Below is a set of records; restate each one word for word.

(Items from a dataset)
---------------

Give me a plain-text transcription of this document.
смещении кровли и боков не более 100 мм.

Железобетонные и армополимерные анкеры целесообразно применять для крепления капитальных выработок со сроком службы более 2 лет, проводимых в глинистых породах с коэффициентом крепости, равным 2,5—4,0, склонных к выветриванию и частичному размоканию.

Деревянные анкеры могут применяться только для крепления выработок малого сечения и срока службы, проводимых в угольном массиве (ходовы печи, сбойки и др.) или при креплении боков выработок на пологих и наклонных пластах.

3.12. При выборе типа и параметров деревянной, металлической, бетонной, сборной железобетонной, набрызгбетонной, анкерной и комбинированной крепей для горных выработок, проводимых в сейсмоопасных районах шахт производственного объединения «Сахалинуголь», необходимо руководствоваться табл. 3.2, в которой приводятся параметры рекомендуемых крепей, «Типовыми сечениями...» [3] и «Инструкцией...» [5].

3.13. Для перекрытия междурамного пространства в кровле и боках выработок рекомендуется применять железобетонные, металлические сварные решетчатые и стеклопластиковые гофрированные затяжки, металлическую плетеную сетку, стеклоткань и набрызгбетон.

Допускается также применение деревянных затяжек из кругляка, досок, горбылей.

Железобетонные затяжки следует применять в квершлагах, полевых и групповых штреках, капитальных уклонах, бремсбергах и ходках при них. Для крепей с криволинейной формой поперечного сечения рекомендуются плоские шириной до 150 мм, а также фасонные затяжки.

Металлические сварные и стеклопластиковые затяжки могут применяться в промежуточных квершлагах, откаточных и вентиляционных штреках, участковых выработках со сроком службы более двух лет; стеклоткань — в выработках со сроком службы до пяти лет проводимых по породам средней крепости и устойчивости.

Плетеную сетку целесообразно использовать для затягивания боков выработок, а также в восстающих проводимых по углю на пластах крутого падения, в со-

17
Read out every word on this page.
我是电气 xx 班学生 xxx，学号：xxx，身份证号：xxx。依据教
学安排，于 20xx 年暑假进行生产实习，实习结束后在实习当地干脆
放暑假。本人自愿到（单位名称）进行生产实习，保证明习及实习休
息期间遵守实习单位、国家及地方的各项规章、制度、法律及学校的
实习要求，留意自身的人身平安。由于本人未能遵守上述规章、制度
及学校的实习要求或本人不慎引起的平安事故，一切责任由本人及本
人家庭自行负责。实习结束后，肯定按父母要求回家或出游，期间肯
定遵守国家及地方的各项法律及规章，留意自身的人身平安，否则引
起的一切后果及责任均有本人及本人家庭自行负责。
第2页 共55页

---------------

__Answer to this exercise__:
Give me a plain-text transcription of this document.
смещении кровли и боков не более 100 мм.

Железобетонные и армополимерные анкеры целесообразно применять для крепления капитальных выработок со сроком службы более 2 лет, проводимых в глинистых породах с коэффициентом крепости, равным 2,5—4,0, склонных к выветриванию и частичному размоканию.

Деревянные анкеры могут применяться только для крепления выработок малого сечения и срока службы, проводимых в угольном массиве (ходовы печи, сбойки и др.) или при креплении боков выработок на пологих и наклонных пластах.

3.12. При выборе типа и параметров деревянной, металлической, бетонной, сборной железобетонной, набрызгбетонной, анкерной и комбинированной крепей для горных выработок, проводимых в сейсмоопасных районах шахт производственного объединения «Сахалинуголь», необходимо руководствоваться табл. 3.2, в которой приводятся параметры рекомендуемых крепей, «Типовыми сечениями...» [3] и «Инструкцией...» [5].

3.13. Для перекрытия междурамного пространства в кровле и боках выработок рекомендуется применять железобетонные, металлические сварные решетчатые и стеклопластиковые гофрированные затяжки, металлическую плетеную сетку, стеклоткань и набрызгбетон.

Допускается также применение деревянных затяжек из кругляка, досок, горбылей.

Железобетонные затяжки следует применять в квершлагах, полевых и групповых штреках, капитальных уклонах, бремсбергах и ходках при них. Для крепей с криволинейной формой поперечного сечения рекомендуются плоские шириной до 150 мм, а также фасонные затяжки.

Металлические сварные и стеклопластиковые затяжки могут применяться в промежуточных квершлагах, откаточных и вентиляционных штреках, участковых выработках со сроком службы более двух лет; стеклоткань — в выработках со сроком службы до пяти лет проводимых по породам средней крепости и устойчивости.

Плетеную сетку целесообразно использовать для затягивания боков выработок, а также в восстающих проводимых по углю на пластах крутого падения, в со-

17
Read out every word on this page.
我是电气 xx 班学生 xxx，学号：xxx，身份证号：xxx。依据教
学安排，于 20xx 年暑假进行生产实习，实习结束后在实习当地干脆
放暑假。本人自愿到（单位名称）进行生产实习，保证明习及实习休
息期间遵守实习单位、国家及地方的各项规章、制度、法律及学校的
实习要求，留意自身的人身平安。由于本人未能遵守上述规章、制度
及学校的实习要求或本人不慎引起的平安事故，一切责任由本人及本
人家庭自行负责。实习结束后，肯定按父母要求回家或出游，期间肯
定遵守国家及地方的各项法律及规章，留意自身的人身平安，否则引
起的一切后果及责任均有本人及本人家庭自行负责。
第2页 共55页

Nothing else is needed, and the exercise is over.